┏━━
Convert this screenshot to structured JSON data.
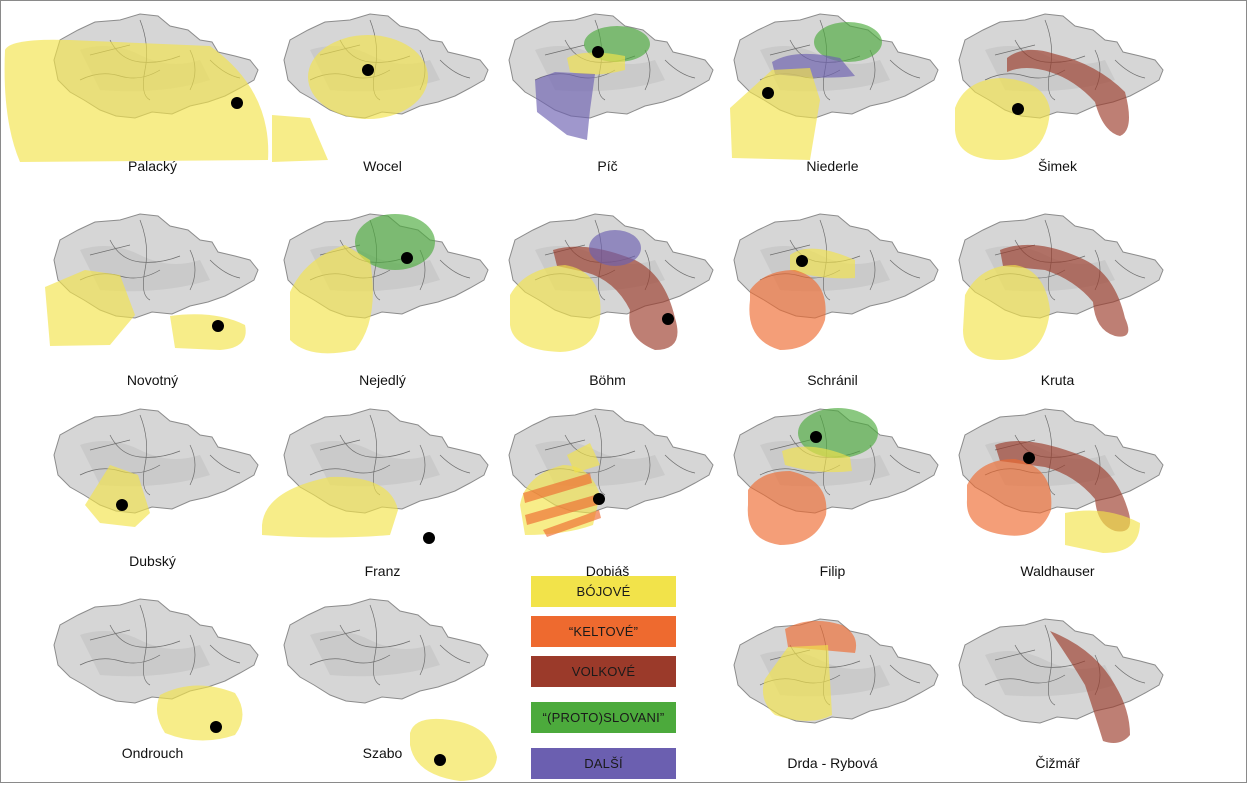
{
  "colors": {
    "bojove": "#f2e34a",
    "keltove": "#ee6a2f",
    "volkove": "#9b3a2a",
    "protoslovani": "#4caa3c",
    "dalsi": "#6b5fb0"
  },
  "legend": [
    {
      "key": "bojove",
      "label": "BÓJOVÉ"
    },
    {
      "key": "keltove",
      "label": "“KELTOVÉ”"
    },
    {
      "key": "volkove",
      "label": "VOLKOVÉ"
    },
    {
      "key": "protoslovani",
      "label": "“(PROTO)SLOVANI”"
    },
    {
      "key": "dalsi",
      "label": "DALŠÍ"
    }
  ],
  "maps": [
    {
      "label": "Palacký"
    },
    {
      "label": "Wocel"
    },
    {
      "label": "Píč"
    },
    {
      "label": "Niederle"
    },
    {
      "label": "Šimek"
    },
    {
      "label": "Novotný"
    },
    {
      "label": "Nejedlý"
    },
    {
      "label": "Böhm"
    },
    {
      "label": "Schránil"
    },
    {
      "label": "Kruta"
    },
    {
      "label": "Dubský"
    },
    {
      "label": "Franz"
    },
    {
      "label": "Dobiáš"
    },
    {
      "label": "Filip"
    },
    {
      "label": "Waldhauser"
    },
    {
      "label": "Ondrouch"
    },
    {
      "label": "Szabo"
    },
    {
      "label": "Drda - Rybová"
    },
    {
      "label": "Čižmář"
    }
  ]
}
┗━━
┏━━
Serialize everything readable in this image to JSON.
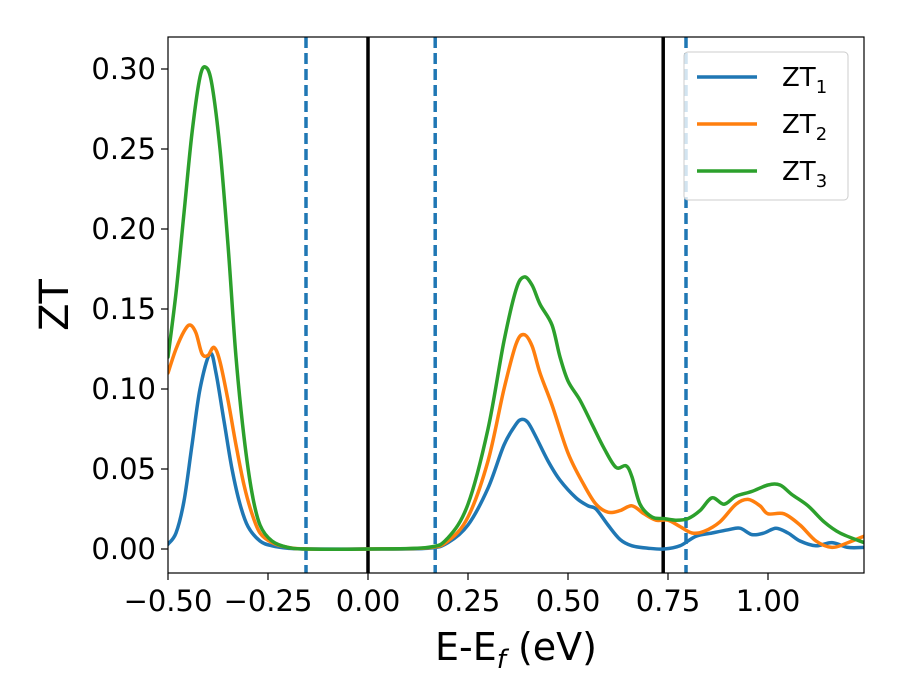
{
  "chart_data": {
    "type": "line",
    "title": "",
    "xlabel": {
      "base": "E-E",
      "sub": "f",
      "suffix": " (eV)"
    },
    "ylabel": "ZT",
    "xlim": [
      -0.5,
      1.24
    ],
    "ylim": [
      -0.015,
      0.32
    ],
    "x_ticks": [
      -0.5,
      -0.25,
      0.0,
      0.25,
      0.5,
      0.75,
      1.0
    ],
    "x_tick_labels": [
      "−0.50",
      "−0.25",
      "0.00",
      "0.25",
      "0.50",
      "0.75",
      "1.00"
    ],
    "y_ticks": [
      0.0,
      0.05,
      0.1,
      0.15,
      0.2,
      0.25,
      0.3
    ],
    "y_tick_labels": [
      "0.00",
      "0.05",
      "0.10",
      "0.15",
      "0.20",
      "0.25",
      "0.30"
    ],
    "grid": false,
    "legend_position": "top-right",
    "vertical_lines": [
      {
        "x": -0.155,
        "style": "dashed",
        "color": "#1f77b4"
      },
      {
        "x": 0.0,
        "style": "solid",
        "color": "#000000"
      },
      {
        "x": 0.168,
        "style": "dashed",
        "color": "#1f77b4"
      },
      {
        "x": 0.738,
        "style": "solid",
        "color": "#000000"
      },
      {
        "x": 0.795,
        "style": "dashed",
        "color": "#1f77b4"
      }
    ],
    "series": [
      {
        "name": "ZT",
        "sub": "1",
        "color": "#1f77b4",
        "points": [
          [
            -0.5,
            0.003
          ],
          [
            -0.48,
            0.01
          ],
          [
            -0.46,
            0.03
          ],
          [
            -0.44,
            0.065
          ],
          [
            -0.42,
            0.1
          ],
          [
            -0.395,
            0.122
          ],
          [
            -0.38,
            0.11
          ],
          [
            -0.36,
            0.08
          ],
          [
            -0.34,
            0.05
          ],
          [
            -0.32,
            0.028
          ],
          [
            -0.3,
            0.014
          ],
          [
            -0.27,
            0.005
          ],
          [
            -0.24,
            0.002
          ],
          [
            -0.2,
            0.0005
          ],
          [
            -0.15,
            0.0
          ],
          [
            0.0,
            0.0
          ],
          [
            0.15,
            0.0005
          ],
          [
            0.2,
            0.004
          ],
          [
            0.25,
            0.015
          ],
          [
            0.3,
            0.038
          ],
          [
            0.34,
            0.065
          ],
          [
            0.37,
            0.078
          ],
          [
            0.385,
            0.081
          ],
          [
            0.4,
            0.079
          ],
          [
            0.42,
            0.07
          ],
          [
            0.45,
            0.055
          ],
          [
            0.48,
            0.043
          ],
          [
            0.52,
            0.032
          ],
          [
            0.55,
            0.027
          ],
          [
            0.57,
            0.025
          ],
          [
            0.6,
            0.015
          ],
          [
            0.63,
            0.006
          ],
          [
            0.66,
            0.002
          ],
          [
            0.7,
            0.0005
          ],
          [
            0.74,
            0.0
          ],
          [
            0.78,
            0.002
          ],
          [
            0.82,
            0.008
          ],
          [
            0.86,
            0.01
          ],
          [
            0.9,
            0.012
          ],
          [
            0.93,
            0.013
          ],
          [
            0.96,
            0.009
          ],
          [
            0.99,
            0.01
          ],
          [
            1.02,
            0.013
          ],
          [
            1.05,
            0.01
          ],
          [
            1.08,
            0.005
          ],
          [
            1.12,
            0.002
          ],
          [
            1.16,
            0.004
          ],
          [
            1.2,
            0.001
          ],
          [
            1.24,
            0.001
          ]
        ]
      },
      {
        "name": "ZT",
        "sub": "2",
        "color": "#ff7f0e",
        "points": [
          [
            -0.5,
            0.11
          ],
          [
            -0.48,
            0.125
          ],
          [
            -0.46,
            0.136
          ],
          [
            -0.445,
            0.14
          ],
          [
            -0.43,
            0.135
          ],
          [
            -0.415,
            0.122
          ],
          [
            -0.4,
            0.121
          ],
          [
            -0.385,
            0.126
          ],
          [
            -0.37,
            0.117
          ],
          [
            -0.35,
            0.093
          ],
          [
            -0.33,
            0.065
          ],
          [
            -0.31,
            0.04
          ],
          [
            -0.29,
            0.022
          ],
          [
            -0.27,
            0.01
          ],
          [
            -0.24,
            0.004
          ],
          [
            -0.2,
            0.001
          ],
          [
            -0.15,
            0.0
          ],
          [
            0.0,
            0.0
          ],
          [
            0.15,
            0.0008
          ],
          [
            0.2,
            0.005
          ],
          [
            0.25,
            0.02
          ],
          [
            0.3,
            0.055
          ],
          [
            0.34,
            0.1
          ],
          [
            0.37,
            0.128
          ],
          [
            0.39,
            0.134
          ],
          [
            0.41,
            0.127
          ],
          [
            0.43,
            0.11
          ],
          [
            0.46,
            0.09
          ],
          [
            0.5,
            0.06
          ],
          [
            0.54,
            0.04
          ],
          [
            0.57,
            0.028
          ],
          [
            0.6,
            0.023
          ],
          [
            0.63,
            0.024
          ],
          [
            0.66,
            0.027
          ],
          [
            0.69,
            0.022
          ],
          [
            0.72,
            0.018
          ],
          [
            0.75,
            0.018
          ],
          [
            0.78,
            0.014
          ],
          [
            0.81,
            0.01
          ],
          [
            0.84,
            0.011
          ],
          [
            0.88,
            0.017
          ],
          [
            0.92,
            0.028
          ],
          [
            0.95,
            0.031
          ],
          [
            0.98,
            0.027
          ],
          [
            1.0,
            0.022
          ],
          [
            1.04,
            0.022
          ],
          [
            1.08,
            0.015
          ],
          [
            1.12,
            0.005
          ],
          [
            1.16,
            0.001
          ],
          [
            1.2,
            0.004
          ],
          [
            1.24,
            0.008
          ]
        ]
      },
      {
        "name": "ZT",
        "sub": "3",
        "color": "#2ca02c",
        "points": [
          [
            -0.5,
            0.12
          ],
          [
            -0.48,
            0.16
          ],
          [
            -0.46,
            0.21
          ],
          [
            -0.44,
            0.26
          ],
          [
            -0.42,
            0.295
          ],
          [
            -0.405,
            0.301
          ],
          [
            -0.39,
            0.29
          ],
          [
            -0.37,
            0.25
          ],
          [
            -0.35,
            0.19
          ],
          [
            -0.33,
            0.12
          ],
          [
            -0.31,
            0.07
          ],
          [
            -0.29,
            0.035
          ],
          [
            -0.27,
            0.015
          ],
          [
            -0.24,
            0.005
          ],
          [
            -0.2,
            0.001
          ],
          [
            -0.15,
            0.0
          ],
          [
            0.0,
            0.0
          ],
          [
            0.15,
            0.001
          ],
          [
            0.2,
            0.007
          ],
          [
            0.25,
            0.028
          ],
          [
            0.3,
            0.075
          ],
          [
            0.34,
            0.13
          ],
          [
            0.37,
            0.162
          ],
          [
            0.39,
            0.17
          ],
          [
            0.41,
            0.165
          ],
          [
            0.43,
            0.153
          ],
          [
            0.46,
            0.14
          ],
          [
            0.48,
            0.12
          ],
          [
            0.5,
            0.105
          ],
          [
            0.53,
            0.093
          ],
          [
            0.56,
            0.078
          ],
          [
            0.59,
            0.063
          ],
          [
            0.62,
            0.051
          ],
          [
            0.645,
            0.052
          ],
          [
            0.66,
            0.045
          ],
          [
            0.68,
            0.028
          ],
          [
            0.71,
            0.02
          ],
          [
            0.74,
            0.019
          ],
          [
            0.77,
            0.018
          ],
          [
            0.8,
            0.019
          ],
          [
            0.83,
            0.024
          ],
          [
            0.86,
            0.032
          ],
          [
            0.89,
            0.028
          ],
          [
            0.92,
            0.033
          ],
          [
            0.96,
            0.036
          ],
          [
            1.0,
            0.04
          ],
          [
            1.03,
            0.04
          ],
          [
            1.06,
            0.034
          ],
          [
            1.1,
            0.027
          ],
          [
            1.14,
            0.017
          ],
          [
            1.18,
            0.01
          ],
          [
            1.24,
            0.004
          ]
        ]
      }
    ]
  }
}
┗━━
▸ GOAL
Scan the records above, count the lines with "JSON" in them, and give only the number.

▸ SOLUTION FOR THIS PROBLEM
2